Problem to work on: Your answer should be a single number: how many lines in the data below hold the string "dark".

::: Data section :::

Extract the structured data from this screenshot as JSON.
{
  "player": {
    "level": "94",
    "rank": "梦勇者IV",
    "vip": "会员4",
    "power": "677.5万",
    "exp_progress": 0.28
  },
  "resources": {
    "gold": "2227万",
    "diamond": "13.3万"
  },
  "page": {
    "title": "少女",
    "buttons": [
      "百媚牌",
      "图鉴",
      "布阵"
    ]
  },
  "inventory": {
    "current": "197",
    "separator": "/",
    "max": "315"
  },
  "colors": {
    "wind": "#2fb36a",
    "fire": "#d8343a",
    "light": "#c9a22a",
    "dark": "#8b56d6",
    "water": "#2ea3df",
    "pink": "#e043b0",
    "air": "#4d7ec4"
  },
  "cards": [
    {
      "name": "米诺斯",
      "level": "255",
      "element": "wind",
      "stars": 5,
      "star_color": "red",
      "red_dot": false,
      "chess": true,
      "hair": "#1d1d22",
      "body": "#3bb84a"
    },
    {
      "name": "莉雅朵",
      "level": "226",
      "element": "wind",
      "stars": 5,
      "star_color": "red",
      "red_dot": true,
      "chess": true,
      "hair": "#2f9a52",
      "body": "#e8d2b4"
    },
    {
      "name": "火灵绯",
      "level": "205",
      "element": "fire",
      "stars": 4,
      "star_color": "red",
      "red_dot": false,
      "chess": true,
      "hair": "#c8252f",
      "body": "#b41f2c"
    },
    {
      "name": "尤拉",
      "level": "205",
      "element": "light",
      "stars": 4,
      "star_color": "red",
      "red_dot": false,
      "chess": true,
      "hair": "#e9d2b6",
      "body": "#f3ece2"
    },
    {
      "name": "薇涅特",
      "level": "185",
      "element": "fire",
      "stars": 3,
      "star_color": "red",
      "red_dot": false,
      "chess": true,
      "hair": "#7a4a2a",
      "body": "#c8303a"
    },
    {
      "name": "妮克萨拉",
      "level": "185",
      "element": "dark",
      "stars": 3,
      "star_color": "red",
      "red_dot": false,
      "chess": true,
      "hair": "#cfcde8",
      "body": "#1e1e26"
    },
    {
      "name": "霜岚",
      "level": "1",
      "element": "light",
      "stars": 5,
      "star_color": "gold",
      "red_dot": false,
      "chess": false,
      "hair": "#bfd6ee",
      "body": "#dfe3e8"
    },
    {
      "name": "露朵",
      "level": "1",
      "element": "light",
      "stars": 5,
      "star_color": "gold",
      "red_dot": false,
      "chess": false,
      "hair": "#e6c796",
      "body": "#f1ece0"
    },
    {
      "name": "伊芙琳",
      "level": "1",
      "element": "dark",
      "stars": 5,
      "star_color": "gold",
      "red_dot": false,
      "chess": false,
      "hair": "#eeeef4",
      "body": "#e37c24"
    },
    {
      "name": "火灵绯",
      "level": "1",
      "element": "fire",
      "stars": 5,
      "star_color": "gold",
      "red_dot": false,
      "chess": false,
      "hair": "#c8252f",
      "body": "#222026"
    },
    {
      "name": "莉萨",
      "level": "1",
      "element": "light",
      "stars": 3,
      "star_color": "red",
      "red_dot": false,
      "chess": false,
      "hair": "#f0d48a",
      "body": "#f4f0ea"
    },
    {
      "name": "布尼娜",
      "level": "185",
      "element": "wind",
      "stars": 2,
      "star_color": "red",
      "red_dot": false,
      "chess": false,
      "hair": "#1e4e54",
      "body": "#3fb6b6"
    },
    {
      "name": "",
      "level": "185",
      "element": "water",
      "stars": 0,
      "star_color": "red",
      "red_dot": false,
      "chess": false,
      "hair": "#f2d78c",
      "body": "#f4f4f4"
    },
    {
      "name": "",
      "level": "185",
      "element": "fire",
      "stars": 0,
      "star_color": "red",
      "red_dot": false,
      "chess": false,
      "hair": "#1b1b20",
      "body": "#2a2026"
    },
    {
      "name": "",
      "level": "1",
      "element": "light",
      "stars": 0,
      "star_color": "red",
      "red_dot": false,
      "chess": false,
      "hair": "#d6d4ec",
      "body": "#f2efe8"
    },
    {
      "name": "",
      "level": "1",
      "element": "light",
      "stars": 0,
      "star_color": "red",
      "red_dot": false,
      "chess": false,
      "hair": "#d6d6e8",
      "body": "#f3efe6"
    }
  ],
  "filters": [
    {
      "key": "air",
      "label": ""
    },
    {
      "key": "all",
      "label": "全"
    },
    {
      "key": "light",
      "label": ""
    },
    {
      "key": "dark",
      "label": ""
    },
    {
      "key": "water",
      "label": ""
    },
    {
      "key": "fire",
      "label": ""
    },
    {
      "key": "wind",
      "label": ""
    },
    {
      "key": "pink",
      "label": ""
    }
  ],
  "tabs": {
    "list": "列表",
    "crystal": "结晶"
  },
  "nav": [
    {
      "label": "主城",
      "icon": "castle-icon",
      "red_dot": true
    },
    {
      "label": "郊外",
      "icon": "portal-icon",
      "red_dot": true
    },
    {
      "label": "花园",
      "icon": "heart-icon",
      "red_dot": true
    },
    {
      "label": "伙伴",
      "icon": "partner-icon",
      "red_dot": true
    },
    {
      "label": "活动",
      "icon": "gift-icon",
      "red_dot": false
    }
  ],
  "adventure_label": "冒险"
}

:::

Answer to the exercise: 4